* _Given problem_
Please repeat all of the listing exactly.

■ ■ ■ ■ ■

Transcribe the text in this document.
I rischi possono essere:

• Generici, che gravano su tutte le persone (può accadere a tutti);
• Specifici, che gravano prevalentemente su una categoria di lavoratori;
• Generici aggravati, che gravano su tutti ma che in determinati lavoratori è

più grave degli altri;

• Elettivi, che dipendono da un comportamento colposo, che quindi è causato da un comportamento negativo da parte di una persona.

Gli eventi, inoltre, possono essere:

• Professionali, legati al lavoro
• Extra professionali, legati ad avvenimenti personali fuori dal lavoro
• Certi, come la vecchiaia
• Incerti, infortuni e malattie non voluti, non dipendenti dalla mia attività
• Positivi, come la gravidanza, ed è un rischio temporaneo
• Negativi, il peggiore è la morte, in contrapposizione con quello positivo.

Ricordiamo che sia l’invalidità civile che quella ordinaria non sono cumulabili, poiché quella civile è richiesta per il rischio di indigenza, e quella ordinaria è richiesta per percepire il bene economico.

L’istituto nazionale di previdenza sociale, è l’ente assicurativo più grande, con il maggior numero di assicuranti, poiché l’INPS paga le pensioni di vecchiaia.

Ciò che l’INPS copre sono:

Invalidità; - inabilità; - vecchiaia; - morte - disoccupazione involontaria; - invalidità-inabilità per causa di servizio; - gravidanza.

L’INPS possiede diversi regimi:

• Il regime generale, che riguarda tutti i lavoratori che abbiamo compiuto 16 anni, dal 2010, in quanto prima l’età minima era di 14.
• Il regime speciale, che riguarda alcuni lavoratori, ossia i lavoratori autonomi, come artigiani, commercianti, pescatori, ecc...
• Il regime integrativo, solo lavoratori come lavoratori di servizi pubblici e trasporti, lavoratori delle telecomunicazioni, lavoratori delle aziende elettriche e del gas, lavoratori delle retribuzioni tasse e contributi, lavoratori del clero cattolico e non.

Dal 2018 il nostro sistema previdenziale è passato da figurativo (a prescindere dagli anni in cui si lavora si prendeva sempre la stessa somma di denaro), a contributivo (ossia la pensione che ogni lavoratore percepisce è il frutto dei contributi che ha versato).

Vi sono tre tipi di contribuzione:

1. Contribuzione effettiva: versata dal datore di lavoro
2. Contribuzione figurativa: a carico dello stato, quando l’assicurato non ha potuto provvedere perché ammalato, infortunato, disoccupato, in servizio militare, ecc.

■ ■ ■ ■ ■

* _Finished answer_
Transcribe the text in this document.
I rischi possono essere:

• Generici, che gravano su tutte le persone (può accadere a tutti);
• Specifici, che gravano prevalentemente su una categoria di lavoratori;
• Generici aggravati, che gravano su tutti ma che in determinati lavoratori è

più grave degli altri;

• Elettivi, che dipendono da un comportamento colposo, che quindi è causato da un comportamento negativo da parte di una persona.

Gli eventi, inoltre, possono essere:

• Professionali, legati al lavoro
• Extra professionali, legati ad avvenimenti personali fuori dal lavoro
• Certi, come la vecchiaia
• Incerti, infortuni e malattie non voluti, non dipendenti dalla mia attività
• Positivi, come la gravidanza, ed è un rischio temporaneo
• Negativi, il peggiore è la morte, in contrapposizione con quello positivo.

Ricordiamo che sia l’invalidità civile che quella ordinaria non sono cumulabili, poiché quella civile è richiesta per il rischio di indigenza, e quella ordinaria è richiesta per percepire il bene economico.

L’istituto nazionale di previdenza sociale, è l’ente assicurativo più grande, con il maggior numero di assicuranti, poiché l’INPS paga le pensioni di vecchiaia.

Ciò che l’INPS copre sono:

Invalidità; - inabilità; - vecchiaia; - morte - disoccupazione involontaria; - invalidità-inabilità per causa di servizio; - gravidanza.

L’INPS possiede diversi regimi:

• Il regime generale, che riguarda tutti i lavoratori che abbiamo compiuto 16 anni, dal 2010, in quanto prima l’età minima era di 14.
• Il regime speciale, che riguarda alcuni lavoratori, ossia i lavoratori autonomi, come artigiani, commercianti, pescatori, ecc...
• Il regime integrativo, solo lavoratori come lavoratori di servizi pubblici e trasporti, lavoratori delle telecomunicazioni, lavoratori delle aziende elettriche e del gas, lavoratori delle retribuzioni tasse e contributi, lavoratori del clero cattolico e non.

Dal 2018 il nostro sistema previdenziale è passato da figurativo (a prescindere dagli anni in cui si lavora si prendeva sempre la stessa somma di denaro), a contributivo (ossia la pensione che ogni lavoratore percepisce è il frutto dei contributi che ha versato).

Vi sono tre tipi di contribuzione:

1. Contribuzione effettiva: versata dal datore di lavoro
2. Contribuzione figurativa: a carico dello stato, quando l’assicurato non ha potuto provvedere perché ammalato, infortunato, disoccupato, in servizio militare, ecc.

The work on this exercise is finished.